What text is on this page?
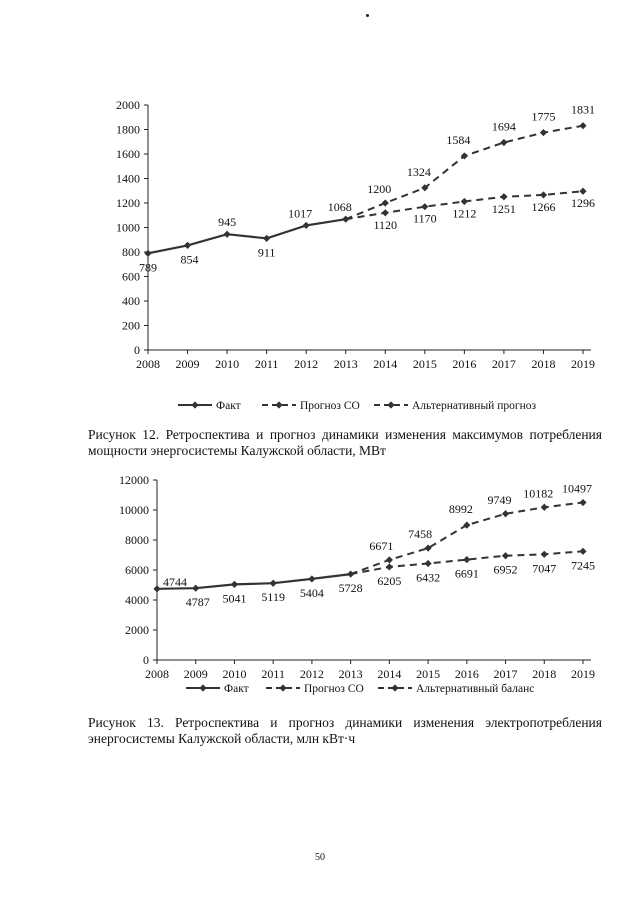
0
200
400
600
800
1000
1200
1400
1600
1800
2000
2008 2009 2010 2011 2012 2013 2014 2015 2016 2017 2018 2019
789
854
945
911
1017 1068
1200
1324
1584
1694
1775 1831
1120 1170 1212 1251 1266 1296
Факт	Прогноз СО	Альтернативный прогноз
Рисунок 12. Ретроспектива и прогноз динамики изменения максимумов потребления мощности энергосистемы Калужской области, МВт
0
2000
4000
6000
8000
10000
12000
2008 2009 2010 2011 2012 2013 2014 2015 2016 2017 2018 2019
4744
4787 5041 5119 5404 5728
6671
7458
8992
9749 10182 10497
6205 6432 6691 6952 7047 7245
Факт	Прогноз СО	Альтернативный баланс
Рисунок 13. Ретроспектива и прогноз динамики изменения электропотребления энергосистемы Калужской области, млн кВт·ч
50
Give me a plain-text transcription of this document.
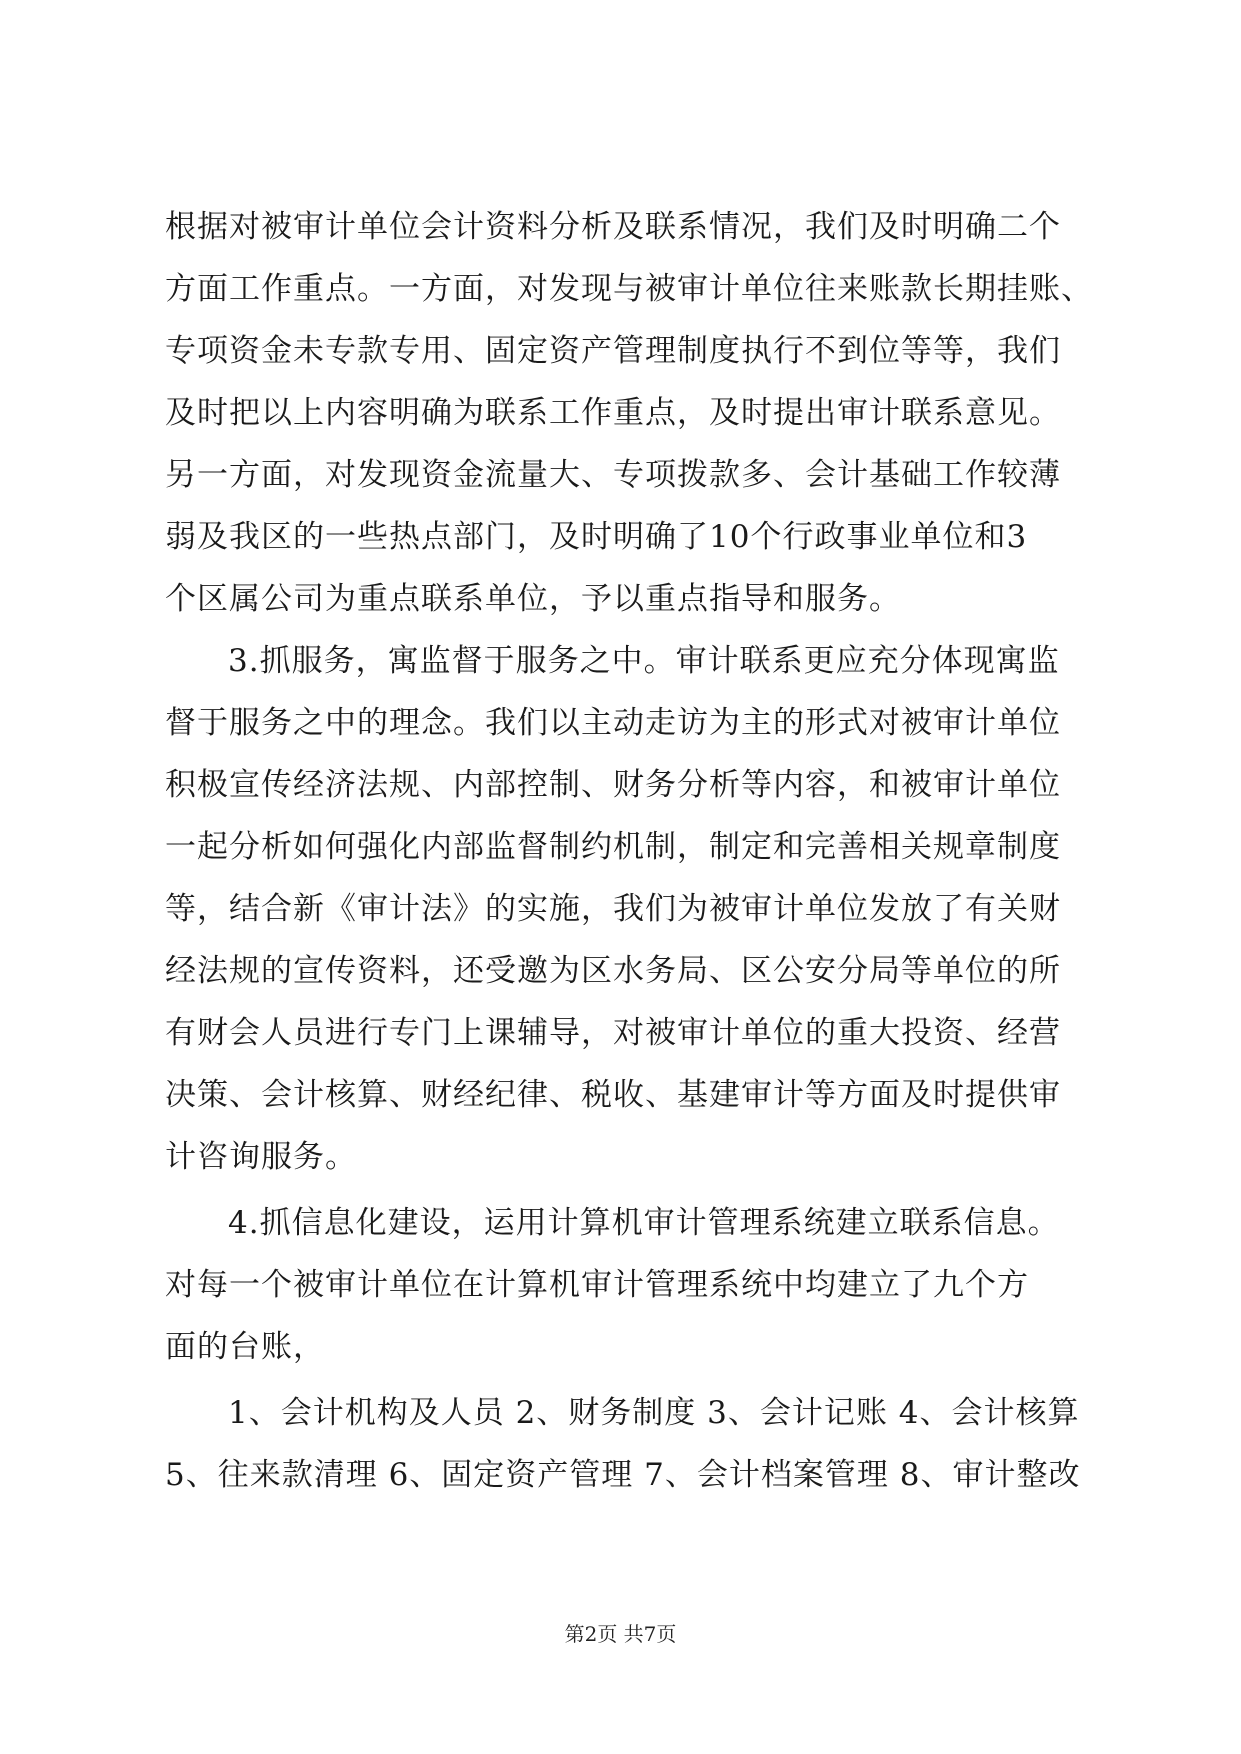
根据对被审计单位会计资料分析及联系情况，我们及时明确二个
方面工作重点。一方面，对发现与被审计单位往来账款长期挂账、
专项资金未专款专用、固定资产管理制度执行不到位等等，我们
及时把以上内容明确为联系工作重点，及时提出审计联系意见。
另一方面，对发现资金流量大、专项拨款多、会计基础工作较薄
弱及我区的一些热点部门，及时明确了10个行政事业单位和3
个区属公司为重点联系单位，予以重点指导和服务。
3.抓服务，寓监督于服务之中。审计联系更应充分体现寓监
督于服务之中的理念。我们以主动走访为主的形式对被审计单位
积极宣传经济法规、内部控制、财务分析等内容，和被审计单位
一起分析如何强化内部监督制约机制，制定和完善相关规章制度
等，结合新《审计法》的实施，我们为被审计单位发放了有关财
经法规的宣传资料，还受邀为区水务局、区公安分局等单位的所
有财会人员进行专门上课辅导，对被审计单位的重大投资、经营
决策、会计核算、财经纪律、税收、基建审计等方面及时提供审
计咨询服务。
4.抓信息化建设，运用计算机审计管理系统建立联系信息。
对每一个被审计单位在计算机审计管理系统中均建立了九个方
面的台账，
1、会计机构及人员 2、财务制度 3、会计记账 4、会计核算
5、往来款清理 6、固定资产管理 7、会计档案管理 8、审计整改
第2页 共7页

#####

● **Exercise**:
What is needed is an exact reproduction of the data, pictures excluded.

● **Completed task**:
What text is on this page?
0
200
400
600
800
1000
1200
1400
1600
1800
2000
2008 2009 2010 2011 2012 2013 2014 2015 2016 2017 2018 2019
789
854
945
911
1017 1068
1200
1324
1584
1694
1775 1831
1120 1170 1212 1251 1266 1296
Факт	Прогноз СО	Альтернативный прогноз
Рисунок 12. Ретроспектива и прогноз динамики изменения максимумов потребления мощности энергосистемы Калужской области, МВт
0
2000
4000
6000
8000
10000
12000
2008 2009 2010 2011 2012 2013 2014 2015 2016 2017 2018 2019
4744
4787 5041 5119 5404 5728
6671
7458
8992
9749 10182 10497
6205 6432 6691 6952 7047 7245
Факт	Прогноз СО	Альтернативный баланс
Рисунок 13. Ретроспектива и прогноз динамики изменения электропотребления энергосистемы Калужской области, млн кВт·ч
50
Give me a plain-text transcription of this document.
根据对被审计单位会计资料分析及联系情况，我们及时明确二个
方面工作重点。一方面，对发现与被审计单位往来账款长期挂账、
专项资金未专款专用、固定资产管理制度执行不到位等等，我们
及时把以上内容明确为联系工作重点，及时提出审计联系意见。
另一方面，对发现资金流量大、专项拨款多、会计基础工作较薄
弱及我区的一些热点部门，及时明确了10个行政事业单位和3
个区属公司为重点联系单位，予以重点指导和服务。
3.抓服务，寓监督于服务之中。审计联系更应充分体现寓监
督于服务之中的理念。我们以主动走访为主的形式对被审计单位
积极宣传经济法规、内部控制、财务分析等内容，和被审计单位
一起分析如何强化内部监督制约机制，制定和完善相关规章制度
等，结合新《审计法》的实施，我们为被审计单位发放了有关财
经法规的宣传资料，还受邀为区水务局、区公安分局等单位的所
有财会人员进行专门上课辅导，对被审计单位的重大投资、经营
决策、会计核算、财经纪律、税收、基建审计等方面及时提供审
计咨询服务。
4.抓信息化建设，运用计算机审计管理系统建立联系信息。
对每一个被审计单位在计算机审计管理系统中均建立了九个方
面的台账，
1、会计机构及人员 2、财务制度 3、会计记账 4、会计核算
5、往来款清理 6、固定资产管理 7、会计档案管理 8、审计整改
第2页 共7页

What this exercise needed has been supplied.